▶ _What is asked_:
Pick out each line containing the string "gear".
━━━━━━━━━━━━━━━━━━━━
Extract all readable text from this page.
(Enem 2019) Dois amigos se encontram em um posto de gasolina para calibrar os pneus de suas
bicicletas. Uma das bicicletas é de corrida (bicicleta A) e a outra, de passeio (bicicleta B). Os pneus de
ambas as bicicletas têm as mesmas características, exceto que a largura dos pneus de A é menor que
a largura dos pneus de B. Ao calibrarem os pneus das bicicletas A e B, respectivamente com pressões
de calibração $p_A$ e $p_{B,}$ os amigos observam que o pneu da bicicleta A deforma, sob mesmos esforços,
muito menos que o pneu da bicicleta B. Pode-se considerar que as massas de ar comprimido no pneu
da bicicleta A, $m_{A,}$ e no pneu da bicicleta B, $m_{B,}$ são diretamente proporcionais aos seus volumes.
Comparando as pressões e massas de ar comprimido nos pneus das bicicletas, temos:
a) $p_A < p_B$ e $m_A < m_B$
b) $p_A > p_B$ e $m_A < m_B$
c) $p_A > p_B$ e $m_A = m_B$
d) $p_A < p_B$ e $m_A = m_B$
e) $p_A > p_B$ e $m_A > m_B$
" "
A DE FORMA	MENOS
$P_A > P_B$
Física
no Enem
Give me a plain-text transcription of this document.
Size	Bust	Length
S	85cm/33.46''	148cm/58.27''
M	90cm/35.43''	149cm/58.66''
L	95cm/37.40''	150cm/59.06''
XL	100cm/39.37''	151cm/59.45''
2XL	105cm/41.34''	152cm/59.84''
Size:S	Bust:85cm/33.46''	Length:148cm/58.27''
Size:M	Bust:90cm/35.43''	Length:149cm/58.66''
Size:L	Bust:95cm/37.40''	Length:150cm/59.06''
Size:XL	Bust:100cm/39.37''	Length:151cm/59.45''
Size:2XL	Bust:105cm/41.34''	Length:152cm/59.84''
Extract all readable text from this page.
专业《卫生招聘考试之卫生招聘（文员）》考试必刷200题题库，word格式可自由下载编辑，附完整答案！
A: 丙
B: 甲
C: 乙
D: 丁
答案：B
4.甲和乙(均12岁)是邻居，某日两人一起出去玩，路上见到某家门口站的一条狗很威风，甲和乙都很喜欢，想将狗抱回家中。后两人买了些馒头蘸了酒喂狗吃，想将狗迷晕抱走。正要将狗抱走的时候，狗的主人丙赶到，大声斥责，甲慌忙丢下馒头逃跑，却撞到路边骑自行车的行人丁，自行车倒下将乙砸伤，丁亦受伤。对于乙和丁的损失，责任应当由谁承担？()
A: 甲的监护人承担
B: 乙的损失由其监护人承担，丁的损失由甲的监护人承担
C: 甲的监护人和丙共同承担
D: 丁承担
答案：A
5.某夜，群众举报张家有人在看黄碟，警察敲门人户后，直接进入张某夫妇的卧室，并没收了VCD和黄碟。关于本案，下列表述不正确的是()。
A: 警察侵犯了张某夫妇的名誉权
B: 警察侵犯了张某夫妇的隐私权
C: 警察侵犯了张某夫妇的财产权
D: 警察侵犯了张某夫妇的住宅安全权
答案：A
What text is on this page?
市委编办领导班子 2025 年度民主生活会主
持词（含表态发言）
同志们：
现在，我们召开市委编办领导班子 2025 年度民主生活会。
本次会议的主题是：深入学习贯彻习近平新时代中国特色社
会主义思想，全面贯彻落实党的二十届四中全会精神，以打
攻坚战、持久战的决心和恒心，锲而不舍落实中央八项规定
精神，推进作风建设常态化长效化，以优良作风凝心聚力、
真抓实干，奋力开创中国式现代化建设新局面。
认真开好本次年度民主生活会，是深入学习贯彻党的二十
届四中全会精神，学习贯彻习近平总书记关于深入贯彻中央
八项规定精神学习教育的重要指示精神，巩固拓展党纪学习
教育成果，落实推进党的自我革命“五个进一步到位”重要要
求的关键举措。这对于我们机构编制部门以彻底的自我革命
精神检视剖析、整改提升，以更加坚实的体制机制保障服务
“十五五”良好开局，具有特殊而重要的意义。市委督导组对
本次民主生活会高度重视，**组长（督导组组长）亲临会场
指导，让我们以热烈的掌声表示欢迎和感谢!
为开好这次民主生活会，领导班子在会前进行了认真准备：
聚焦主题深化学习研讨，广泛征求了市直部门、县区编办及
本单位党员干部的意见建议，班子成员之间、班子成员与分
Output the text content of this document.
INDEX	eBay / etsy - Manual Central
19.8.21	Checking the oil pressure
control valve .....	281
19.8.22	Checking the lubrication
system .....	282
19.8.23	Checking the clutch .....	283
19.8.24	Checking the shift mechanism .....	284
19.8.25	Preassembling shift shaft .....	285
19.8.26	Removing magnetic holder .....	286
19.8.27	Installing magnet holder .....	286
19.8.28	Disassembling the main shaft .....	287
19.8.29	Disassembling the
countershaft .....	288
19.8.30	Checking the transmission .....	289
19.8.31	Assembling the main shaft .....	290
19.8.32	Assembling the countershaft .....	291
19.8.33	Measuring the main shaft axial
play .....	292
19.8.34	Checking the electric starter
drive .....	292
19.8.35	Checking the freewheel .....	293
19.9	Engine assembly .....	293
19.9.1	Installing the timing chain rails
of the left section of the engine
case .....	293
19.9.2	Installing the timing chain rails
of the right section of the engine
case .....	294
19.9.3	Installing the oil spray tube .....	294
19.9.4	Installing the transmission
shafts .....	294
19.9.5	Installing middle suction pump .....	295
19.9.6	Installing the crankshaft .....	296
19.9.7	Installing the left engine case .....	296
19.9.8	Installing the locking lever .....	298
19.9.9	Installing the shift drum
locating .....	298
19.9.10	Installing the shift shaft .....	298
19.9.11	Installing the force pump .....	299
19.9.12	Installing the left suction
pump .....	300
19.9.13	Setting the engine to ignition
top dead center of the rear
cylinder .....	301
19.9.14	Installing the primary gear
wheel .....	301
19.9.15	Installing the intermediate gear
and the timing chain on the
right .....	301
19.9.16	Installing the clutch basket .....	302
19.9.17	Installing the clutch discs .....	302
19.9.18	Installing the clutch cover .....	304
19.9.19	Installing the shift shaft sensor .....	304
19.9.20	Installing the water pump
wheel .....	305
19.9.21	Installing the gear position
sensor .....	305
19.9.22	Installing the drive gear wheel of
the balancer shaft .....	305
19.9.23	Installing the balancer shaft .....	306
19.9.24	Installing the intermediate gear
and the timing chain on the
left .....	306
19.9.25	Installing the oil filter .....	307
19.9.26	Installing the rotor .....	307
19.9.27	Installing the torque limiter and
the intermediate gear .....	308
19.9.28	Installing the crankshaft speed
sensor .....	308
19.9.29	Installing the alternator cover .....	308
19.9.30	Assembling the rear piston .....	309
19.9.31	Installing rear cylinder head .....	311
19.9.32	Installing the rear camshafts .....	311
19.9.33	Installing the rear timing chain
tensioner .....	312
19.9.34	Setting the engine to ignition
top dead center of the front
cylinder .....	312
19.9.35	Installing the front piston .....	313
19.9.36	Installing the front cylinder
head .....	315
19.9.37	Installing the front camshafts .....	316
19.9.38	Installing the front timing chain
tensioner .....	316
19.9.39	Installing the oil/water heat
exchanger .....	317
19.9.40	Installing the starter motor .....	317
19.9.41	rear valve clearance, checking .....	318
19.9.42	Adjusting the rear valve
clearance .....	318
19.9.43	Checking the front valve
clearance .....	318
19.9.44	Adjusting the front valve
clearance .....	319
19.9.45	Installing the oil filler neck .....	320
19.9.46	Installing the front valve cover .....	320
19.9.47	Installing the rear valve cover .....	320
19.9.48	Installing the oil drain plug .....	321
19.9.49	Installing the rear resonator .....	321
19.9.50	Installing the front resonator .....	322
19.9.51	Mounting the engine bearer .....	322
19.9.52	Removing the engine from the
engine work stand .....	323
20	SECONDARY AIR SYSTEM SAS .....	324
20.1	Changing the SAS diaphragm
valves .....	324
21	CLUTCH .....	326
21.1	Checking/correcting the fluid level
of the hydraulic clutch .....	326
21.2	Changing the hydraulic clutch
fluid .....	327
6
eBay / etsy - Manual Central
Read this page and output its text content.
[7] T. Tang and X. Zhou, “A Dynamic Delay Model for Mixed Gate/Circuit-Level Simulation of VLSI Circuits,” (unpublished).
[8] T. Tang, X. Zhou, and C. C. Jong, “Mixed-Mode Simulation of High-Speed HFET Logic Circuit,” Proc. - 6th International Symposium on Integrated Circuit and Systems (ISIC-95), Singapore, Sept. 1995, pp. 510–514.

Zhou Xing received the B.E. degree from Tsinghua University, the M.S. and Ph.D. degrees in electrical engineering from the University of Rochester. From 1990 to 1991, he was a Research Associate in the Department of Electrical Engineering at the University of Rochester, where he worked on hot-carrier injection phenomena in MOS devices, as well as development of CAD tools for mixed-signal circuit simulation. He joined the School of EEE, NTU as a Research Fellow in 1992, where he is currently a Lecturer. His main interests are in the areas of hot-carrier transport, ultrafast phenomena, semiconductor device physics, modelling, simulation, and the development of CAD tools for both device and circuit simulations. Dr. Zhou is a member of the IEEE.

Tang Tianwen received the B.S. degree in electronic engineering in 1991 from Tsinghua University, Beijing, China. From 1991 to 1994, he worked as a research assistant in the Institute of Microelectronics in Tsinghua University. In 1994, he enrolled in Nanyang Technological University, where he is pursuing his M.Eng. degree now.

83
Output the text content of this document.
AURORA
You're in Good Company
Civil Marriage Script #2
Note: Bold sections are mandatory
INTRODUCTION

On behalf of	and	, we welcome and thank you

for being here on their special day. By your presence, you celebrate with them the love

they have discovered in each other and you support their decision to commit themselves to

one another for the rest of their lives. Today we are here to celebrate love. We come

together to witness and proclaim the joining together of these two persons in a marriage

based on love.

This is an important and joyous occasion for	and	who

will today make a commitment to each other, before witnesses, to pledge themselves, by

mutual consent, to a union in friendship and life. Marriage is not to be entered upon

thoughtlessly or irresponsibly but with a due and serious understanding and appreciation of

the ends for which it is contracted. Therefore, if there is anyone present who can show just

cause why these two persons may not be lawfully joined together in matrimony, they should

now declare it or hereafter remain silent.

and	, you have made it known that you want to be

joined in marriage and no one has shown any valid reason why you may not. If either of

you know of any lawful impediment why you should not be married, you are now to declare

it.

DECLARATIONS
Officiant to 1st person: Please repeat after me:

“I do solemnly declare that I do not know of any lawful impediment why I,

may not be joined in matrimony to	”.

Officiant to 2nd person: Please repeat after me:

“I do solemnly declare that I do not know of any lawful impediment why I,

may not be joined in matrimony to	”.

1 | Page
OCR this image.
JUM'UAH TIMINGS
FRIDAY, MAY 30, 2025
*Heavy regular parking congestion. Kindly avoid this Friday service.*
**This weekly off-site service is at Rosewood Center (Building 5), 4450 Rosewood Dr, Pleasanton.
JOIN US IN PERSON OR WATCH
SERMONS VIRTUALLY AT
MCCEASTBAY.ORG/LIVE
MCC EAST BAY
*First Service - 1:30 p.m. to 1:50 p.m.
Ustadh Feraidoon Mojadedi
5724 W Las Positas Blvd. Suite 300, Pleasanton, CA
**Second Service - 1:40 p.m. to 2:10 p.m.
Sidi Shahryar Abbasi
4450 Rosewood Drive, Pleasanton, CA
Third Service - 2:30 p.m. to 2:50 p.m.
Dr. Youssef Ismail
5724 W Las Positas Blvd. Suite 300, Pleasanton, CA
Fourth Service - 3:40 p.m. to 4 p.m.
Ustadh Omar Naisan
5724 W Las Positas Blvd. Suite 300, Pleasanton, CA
━━━━━━━━━━━━━━━━━━━━
▶ _Solution to this problem_:
19.9.14	Installing the primary gear
19.9.15	Installing the intermediate gear
19.9.21	Installing the gear position
19.9.22	Installing the drive gear wheel of
19.9.24	Installing the intermediate gear
the intermediate gear .....	308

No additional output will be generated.